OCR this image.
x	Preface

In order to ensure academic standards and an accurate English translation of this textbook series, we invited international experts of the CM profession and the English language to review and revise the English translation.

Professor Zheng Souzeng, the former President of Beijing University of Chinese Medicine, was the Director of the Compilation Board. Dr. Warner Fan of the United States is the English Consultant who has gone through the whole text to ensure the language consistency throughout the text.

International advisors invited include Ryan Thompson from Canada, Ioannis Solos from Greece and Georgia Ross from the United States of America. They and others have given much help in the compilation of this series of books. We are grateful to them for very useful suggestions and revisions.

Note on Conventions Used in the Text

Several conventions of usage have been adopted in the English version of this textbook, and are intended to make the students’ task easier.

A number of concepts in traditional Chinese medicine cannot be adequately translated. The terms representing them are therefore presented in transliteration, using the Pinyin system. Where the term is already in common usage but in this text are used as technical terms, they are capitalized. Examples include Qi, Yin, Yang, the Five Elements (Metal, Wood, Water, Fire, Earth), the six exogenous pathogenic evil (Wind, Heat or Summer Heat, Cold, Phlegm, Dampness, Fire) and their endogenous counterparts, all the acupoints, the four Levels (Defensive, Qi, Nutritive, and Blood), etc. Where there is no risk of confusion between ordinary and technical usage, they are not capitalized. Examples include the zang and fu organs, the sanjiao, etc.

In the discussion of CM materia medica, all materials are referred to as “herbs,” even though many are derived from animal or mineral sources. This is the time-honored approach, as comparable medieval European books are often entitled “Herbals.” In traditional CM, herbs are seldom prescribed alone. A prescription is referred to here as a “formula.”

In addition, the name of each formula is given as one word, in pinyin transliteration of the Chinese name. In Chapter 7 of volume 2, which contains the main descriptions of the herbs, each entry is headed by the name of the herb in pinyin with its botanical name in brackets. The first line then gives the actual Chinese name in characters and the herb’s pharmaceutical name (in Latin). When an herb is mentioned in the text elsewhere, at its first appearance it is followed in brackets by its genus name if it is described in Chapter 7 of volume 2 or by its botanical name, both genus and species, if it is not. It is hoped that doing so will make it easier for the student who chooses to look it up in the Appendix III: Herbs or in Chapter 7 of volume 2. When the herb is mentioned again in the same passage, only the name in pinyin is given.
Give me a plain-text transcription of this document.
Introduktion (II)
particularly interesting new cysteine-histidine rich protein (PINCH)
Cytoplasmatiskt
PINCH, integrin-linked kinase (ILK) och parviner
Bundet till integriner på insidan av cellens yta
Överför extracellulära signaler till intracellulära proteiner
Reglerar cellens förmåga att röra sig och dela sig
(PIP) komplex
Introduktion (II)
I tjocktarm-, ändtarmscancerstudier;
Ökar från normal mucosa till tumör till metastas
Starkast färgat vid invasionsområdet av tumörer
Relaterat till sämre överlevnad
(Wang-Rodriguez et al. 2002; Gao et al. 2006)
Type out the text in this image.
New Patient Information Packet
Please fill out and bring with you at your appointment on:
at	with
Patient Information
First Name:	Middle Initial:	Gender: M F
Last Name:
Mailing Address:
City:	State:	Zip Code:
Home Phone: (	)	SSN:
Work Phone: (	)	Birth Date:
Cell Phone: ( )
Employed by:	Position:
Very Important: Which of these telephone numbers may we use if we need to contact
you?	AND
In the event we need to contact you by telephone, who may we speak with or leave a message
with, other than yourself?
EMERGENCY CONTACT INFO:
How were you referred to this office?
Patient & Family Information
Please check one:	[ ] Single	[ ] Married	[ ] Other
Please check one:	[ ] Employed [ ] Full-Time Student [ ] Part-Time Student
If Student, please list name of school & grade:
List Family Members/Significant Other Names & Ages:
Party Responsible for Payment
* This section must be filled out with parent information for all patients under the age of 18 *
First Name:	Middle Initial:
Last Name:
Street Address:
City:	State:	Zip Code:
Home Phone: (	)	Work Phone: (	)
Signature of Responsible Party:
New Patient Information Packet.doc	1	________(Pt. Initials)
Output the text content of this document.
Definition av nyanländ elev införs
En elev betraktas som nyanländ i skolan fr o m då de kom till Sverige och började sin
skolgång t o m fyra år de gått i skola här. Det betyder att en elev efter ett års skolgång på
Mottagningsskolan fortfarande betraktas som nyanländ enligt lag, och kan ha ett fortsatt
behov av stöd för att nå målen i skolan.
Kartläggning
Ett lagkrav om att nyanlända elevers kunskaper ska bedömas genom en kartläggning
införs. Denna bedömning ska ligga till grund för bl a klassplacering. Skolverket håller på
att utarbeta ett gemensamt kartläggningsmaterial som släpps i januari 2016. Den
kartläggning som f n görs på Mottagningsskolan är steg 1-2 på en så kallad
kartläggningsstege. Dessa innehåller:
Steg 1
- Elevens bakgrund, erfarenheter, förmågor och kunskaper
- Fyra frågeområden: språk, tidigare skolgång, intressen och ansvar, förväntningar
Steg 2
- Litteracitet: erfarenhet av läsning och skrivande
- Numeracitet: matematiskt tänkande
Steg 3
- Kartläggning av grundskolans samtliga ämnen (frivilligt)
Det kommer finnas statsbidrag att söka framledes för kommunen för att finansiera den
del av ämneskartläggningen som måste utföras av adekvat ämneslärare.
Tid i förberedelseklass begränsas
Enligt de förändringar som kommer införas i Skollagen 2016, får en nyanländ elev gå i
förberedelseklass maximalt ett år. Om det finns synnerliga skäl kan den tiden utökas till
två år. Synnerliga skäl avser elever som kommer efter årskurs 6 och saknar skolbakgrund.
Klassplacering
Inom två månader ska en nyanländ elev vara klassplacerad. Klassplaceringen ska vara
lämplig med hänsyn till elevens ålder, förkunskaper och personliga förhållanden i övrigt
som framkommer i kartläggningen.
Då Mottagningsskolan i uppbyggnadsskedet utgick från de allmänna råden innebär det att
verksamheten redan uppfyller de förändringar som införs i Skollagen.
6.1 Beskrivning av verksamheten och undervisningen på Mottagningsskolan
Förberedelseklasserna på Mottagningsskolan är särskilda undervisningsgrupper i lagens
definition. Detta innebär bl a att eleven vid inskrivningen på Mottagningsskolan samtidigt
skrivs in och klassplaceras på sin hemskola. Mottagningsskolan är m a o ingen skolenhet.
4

TASK TO COMPLETE
Reproduce all of the data exactly as given.

EXERCISE RESPONSE
OCR this image.
x	Preface

In order to ensure academic standards and an accurate English translation of this textbook series, we invited international experts of the CM profession and the English language to review and revise the English translation.

Professor Zheng Souzeng, the former President of Beijing University of Chinese Medicine, was the Director of the Compilation Board. Dr. Warner Fan of the United States is the English Consultant who has gone through the whole text to ensure the language consistency throughout the text.

International advisors invited include Ryan Thompson from Canada, Ioannis Solos from Greece and Georgia Ross from the United States of America. They and others have given much help in the compilation of this series of books. We are grateful to them for very useful suggestions and revisions.

Note on Conventions Used in the Text

Several conventions of usage have been adopted in the English version of this textbook, and are intended to make the students’ task easier.

A number of concepts in traditional Chinese medicine cannot be adequately translated. The terms representing them are therefore presented in transliteration, using the Pinyin system. Where the term is already in common usage but in this text are used as technical terms, they are capitalized. Examples include Qi, Yin, Yang, the Five Elements (Metal, Wood, Water, Fire, Earth), the six exogenous pathogenic evil (Wind, Heat or Summer Heat, Cold, Phlegm, Dampness, Fire) and their endogenous counterparts, all the acupoints, the four Levels (Defensive, Qi, Nutritive, and Blood), etc. Where there is no risk of confusion between ordinary and technical usage, they are not capitalized. Examples include the zang and fu organs, the sanjiao, etc.

In the discussion of CM materia medica, all materials are referred to as “herbs,” even though many are derived from animal or mineral sources. This is the time-honored approach, as comparable medieval European books are often entitled “Herbals.” In traditional CM, herbs are seldom prescribed alone. A prescription is referred to here as a “formula.”

In addition, the name of each formula is given as one word, in pinyin transliteration of the Chinese name. In Chapter 7 of volume 2, which contains the main descriptions of the herbs, each entry is headed by the name of the herb in pinyin with its botanical name in brackets. The first line then gives the actual Chinese name in characters and the herb’s pharmaceutical name (in Latin). When an herb is mentioned in the text elsewhere, at its first appearance it is followed in brackets by its genus name if it is described in Chapter 7 of volume 2 or by its botanical name, both genus and species, if it is not. It is hoped that doing so will make it easier for the student who chooses to look it up in the Appendix III: Herbs or in Chapter 7 of volume 2. When the herb is mentioned again in the same passage, only the name in pinyin is given.
Give me a plain-text transcription of this document.
Introduktion (II)
particularly interesting new cysteine-histidine rich protein (PINCH)
Cytoplasmatiskt
PINCH, integrin-linked kinase (ILK) och parviner
Bundet till integriner på insidan av cellens yta
Överför extracellulära signaler till intracellulära proteiner
Reglerar cellens förmåga att röra sig och dela sig
(PIP) komplex
Introduktion (II)
I tjocktarm-, ändtarmscancerstudier;
Ökar från normal mucosa till tumör till metastas
Starkast färgat vid invasionsområdet av tumörer
Relaterat till sämre överlevnad
(Wang-Rodriguez et al. 2002; Gao et al. 2006)
Type out the text in this image.
New Patient Information Packet
Please fill out and bring with you at your appointment on:
at	with
Patient Information
First Name:	Middle Initial:	Gender: M F
Last Name:
Mailing Address:
City:	State:	Zip Code:
Home Phone: (	)	SSN:
Work Phone: (	)	Birth Date:
Cell Phone: ( )
Employed by:	Position:
Very Important: Which of these telephone numbers may we use if we need to contact
you?	AND
In the event we need to contact you by telephone, who may we speak with or leave a message
with, other than yourself?
EMERGENCY CONTACT INFO:
How were you referred to this office?
Patient & Family Information
Please check one:	[ ] Single	[ ] Married	[ ] Other
Please check one:	[ ] Employed [ ] Full-Time Student [ ] Part-Time Student
If Student, please list name of school & grade:
List Family Members/Significant Other Names & Ages:
Party Responsible for Payment
* This section must be filled out with parent information for all patients under the age of 18 *
First Name:	Middle Initial:
Last Name:
Street Address:
City:	State:	Zip Code:
Home Phone: (	)	Work Phone: (	)
Signature of Responsible Party:
New Patient Information Packet.doc	1	________(Pt. Initials)
Output the text content of this document.
Definition av nyanländ elev införs
En elev betraktas som nyanländ i skolan fr o m då de kom till Sverige och började sin
skolgång t o m fyra år de gått i skola här. Det betyder att en elev efter ett års skolgång på
Mottagningsskolan fortfarande betraktas som nyanländ enligt lag, och kan ha ett fortsatt
behov av stöd för att nå målen i skolan.
Kartläggning
Ett lagkrav om att nyanlända elevers kunskaper ska bedömas genom en kartläggning
införs. Denna bedömning ska ligga till grund för bl a klassplacering. Skolverket håller på
att utarbeta ett gemensamt kartläggningsmaterial som släpps i januari 2016. Den
kartläggning som f n görs på Mottagningsskolan är steg 1-2 på en så kallad
kartläggningsstege. Dessa innehåller:
Steg 1
- Elevens bakgrund, erfarenheter, förmågor och kunskaper
- Fyra frågeområden: språk, tidigare skolgång, intressen och ansvar, förväntningar
Steg 2
- Litteracitet: erfarenhet av läsning och skrivande
- Numeracitet: matematiskt tänkande
Steg 3
- Kartläggning av grundskolans samtliga ämnen (frivilligt)
Det kommer finnas statsbidrag att söka framledes för kommunen för att finansiera den
del av ämneskartläggningen som måste utföras av adekvat ämneslärare.
Tid i förberedelseklass begränsas
Enligt de förändringar som kommer införas i Skollagen 2016, får en nyanländ elev gå i
förberedelseklass maximalt ett år. Om det finns synnerliga skäl kan den tiden utökas till
två år. Synnerliga skäl avser elever som kommer efter årskurs 6 och saknar skolbakgrund.
Klassplacering
Inom två månader ska en nyanländ elev vara klassplacerad. Klassplaceringen ska vara
lämplig med hänsyn till elevens ålder, förkunskaper och personliga förhållanden i övrigt
som framkommer i kartläggningen.
Då Mottagningsskolan i uppbyggnadsskedet utgick från de allmänna råden innebär det att
verksamheten redan uppfyller de förändringar som införs i Skollagen.
6.1 Beskrivning av verksamheten och undervisningen på Mottagningsskolan
Förberedelseklasserna på Mottagningsskolan är särskilda undervisningsgrupper i lagens
definition. Detta innebär bl a att eleven vid inskrivningen på Mottagningsskolan samtidigt
skrivs in och klassplaceras på sin hemskola. Mottagningsskolan är m a o ingen skolenhet.
4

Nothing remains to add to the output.